WORKING DATA:
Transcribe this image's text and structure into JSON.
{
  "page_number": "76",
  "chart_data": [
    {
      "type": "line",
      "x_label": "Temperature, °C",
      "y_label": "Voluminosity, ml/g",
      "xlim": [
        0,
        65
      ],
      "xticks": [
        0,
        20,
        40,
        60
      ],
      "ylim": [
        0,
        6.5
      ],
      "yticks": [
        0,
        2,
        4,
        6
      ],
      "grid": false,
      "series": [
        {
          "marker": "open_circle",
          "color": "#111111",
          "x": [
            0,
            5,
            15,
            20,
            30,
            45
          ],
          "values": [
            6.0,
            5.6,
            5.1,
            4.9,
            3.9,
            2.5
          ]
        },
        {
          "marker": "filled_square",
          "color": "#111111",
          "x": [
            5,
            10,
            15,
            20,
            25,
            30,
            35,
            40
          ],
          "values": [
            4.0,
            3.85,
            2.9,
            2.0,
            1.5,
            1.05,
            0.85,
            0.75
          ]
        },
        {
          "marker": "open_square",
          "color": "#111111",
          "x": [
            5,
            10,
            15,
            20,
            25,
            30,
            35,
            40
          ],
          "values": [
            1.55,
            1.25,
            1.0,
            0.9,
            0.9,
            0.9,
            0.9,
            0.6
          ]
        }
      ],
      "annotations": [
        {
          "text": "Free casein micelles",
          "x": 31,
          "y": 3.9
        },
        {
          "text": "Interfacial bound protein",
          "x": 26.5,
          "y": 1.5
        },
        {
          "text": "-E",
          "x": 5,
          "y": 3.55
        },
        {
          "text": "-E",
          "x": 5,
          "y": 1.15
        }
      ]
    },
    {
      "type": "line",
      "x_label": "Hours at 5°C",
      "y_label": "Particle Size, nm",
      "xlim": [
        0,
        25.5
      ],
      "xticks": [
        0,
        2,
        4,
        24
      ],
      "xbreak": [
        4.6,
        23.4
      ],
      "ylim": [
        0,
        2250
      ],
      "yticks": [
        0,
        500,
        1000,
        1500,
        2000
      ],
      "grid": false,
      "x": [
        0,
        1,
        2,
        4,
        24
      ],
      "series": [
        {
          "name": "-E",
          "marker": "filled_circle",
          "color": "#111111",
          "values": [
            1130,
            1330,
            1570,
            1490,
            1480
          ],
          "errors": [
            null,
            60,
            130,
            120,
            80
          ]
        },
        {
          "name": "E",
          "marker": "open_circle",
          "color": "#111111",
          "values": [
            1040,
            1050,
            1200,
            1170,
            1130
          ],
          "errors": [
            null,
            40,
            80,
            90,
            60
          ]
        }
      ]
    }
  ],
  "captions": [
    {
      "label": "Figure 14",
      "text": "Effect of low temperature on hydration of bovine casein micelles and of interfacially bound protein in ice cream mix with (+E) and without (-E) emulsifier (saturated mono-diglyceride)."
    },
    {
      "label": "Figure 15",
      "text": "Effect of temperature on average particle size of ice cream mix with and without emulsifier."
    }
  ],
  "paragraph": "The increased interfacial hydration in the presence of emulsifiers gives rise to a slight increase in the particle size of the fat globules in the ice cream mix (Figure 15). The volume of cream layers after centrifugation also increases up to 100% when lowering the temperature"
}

EXERCISE AIM: Locate the lines above that hold the word "bound". Show every one of them.

RESPONSE TO THIS TASK:
          "text": "Interfacial bound protein",
      "text": "Effect of low temperature on hydration of bovine casein micelles and of interfacially bound protein in ice cream mix with (+E) and without (-E) emulsifier (saturated mono-diglyceride)."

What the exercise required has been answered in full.